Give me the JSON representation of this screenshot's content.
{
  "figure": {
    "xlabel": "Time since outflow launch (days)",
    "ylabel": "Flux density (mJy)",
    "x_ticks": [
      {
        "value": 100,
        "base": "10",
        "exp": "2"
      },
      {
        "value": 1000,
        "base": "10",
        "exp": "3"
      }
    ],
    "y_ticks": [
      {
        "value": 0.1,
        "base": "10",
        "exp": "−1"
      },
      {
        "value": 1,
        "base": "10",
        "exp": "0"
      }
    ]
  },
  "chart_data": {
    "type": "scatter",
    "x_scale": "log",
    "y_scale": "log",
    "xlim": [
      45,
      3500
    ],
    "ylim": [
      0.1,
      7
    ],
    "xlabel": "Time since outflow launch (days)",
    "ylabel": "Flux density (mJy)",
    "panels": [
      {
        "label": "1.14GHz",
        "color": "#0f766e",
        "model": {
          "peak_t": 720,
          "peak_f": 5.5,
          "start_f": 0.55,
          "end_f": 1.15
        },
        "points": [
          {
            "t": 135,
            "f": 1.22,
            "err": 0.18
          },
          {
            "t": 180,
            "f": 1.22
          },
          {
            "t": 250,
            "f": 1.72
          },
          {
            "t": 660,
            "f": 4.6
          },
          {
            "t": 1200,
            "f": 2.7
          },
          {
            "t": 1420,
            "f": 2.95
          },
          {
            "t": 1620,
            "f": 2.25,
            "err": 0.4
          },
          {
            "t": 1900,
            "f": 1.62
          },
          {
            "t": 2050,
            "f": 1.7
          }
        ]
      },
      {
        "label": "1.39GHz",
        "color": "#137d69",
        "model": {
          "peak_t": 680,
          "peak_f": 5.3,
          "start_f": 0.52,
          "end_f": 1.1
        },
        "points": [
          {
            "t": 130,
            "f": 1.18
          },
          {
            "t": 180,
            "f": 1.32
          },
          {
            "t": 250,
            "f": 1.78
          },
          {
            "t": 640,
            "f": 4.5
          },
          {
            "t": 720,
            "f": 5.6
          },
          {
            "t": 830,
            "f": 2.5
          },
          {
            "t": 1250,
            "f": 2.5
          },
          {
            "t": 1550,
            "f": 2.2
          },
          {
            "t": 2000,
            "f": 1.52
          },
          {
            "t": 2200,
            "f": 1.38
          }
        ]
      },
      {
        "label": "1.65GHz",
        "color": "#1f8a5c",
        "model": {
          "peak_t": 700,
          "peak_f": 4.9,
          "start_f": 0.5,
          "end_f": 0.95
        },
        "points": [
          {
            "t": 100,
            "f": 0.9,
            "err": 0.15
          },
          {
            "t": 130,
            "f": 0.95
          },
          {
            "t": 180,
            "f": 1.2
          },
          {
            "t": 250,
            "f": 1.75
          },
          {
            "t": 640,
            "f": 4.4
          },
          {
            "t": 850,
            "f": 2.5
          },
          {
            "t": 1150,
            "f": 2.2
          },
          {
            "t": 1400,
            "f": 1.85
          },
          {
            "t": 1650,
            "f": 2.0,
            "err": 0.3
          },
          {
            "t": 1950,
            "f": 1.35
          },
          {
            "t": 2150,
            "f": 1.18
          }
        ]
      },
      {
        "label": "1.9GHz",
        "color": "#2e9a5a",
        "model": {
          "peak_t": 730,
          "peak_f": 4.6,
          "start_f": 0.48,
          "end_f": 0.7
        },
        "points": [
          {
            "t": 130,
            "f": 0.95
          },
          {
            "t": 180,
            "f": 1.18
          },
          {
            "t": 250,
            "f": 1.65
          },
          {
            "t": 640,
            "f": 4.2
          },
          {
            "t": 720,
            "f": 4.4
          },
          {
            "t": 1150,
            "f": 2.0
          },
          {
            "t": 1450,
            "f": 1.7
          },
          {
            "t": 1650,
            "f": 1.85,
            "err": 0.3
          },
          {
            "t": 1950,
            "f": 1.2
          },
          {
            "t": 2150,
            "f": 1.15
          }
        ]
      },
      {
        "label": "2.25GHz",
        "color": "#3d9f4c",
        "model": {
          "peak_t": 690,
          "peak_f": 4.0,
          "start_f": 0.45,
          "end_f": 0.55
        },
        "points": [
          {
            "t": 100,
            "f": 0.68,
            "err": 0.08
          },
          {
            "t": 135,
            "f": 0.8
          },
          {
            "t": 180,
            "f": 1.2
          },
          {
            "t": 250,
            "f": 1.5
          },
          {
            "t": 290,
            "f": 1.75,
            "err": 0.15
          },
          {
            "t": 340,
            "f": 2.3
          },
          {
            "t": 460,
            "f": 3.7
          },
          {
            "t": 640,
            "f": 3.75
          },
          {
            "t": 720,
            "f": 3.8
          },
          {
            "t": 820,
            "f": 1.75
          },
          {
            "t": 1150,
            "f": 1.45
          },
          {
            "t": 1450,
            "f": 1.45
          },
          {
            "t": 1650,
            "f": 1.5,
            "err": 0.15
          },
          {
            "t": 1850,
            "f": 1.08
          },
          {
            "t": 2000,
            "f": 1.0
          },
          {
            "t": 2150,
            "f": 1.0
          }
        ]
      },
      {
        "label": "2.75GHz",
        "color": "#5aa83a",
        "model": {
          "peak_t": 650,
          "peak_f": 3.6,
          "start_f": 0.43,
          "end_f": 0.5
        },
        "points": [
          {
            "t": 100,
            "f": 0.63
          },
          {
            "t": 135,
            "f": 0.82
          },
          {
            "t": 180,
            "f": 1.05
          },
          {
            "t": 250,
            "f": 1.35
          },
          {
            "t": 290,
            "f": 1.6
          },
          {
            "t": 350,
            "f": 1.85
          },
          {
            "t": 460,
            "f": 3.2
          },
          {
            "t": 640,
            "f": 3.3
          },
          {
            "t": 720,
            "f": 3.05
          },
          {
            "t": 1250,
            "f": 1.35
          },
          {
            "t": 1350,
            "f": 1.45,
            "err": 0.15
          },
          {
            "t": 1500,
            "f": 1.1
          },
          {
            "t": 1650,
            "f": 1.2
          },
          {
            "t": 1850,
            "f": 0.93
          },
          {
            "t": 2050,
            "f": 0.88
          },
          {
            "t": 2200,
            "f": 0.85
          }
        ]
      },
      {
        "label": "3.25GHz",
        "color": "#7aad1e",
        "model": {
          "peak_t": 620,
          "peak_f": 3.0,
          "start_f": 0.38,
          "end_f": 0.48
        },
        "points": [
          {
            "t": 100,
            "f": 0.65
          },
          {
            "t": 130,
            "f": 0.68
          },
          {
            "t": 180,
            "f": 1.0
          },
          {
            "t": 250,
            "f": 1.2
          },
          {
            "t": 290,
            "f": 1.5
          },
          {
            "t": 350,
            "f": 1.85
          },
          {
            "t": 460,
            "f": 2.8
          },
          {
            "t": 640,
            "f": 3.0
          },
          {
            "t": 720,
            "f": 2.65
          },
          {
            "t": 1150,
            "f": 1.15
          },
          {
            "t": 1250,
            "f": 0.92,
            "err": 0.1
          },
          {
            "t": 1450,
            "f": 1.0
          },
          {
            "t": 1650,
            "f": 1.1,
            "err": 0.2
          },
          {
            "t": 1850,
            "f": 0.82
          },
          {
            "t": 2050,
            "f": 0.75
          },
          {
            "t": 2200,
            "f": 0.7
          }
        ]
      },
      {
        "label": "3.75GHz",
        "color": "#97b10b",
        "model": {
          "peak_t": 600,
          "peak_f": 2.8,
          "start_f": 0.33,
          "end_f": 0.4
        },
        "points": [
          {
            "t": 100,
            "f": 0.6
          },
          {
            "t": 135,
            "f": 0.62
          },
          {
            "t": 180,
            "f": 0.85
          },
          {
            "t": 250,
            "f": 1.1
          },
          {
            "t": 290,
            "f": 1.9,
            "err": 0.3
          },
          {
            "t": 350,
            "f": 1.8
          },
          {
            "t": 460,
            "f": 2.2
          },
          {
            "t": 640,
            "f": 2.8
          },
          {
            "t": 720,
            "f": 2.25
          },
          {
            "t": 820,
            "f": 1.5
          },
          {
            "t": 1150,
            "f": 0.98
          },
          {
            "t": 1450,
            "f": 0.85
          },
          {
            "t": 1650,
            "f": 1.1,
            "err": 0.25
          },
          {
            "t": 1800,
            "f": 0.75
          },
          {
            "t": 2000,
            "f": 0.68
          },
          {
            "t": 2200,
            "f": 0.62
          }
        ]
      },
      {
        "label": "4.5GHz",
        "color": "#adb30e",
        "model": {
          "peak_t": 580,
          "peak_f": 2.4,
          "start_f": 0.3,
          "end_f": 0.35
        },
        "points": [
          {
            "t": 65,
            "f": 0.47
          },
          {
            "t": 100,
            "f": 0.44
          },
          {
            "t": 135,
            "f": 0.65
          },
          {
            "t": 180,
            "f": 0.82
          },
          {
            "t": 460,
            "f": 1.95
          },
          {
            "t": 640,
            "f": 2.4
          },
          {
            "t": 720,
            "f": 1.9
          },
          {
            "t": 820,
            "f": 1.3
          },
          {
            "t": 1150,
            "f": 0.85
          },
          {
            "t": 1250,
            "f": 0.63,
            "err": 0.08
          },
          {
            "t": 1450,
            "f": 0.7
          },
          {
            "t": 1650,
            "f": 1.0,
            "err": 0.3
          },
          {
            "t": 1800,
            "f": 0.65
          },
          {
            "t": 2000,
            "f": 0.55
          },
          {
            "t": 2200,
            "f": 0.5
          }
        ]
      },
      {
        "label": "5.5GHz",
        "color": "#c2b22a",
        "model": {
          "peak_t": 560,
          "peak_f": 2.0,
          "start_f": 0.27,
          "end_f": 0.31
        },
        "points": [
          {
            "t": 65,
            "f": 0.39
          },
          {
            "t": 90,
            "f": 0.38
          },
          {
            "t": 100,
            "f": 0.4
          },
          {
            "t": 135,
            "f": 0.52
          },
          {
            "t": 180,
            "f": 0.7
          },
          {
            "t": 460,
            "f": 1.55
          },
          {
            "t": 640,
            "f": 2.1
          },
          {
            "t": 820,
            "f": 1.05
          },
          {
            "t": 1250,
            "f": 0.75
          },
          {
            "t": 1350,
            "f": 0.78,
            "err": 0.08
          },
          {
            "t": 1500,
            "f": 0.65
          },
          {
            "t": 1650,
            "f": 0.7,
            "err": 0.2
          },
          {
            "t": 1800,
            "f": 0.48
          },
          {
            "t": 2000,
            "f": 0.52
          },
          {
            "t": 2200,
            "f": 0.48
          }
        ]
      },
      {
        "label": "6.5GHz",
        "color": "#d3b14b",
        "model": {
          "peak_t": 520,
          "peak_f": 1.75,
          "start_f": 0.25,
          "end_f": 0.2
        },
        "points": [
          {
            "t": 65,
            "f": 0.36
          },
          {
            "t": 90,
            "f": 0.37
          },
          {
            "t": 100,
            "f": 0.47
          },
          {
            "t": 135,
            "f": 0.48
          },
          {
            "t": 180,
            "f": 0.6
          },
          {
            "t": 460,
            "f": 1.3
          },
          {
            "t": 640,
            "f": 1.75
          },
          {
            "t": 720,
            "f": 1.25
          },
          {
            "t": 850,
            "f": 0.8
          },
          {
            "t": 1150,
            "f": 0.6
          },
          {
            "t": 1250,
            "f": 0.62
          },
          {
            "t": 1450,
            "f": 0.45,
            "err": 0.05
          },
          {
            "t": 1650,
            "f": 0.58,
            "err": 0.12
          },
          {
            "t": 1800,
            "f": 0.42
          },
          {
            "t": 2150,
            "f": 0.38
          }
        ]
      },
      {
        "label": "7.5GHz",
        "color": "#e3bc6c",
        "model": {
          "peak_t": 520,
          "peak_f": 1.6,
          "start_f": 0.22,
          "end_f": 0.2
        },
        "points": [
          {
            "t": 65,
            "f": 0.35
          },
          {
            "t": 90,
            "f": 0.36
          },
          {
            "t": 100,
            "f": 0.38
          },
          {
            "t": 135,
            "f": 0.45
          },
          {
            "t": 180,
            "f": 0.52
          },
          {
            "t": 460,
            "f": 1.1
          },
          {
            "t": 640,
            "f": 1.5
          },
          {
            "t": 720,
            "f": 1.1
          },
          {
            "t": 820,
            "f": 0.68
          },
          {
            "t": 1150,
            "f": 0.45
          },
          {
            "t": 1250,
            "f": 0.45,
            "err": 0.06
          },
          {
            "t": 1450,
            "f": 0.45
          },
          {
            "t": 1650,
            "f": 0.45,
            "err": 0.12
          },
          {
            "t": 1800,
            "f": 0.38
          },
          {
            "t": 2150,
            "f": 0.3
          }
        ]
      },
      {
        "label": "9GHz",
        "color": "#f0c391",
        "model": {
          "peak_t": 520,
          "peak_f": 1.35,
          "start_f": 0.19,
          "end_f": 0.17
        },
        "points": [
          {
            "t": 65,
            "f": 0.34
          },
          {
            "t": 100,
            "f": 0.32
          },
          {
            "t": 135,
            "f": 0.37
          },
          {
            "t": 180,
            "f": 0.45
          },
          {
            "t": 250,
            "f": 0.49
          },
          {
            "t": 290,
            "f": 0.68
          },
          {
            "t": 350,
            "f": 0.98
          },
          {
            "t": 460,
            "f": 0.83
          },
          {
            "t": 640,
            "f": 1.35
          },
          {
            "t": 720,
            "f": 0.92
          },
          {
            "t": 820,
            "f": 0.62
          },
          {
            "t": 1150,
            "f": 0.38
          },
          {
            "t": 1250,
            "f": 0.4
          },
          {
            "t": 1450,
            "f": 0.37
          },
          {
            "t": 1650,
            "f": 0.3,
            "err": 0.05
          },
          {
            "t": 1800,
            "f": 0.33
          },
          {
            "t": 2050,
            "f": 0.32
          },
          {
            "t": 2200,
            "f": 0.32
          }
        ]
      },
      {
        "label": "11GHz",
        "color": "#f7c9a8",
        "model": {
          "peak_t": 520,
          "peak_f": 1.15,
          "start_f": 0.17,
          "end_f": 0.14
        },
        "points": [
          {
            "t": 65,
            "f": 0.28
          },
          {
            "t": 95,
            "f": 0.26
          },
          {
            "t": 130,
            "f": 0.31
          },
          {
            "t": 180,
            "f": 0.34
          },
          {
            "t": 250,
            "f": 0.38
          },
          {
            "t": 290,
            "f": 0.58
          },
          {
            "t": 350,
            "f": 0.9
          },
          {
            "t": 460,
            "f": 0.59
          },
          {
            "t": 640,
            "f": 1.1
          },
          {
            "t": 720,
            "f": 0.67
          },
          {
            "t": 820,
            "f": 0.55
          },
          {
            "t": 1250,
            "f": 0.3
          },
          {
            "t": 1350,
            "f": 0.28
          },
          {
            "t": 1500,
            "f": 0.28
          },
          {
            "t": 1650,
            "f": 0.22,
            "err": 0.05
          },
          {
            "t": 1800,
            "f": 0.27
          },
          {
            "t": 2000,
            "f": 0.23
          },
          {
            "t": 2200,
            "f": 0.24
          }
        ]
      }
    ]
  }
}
-*-
Only a number is wanted here: how many lines in the data above include the string "value"?

RESPONSE: 4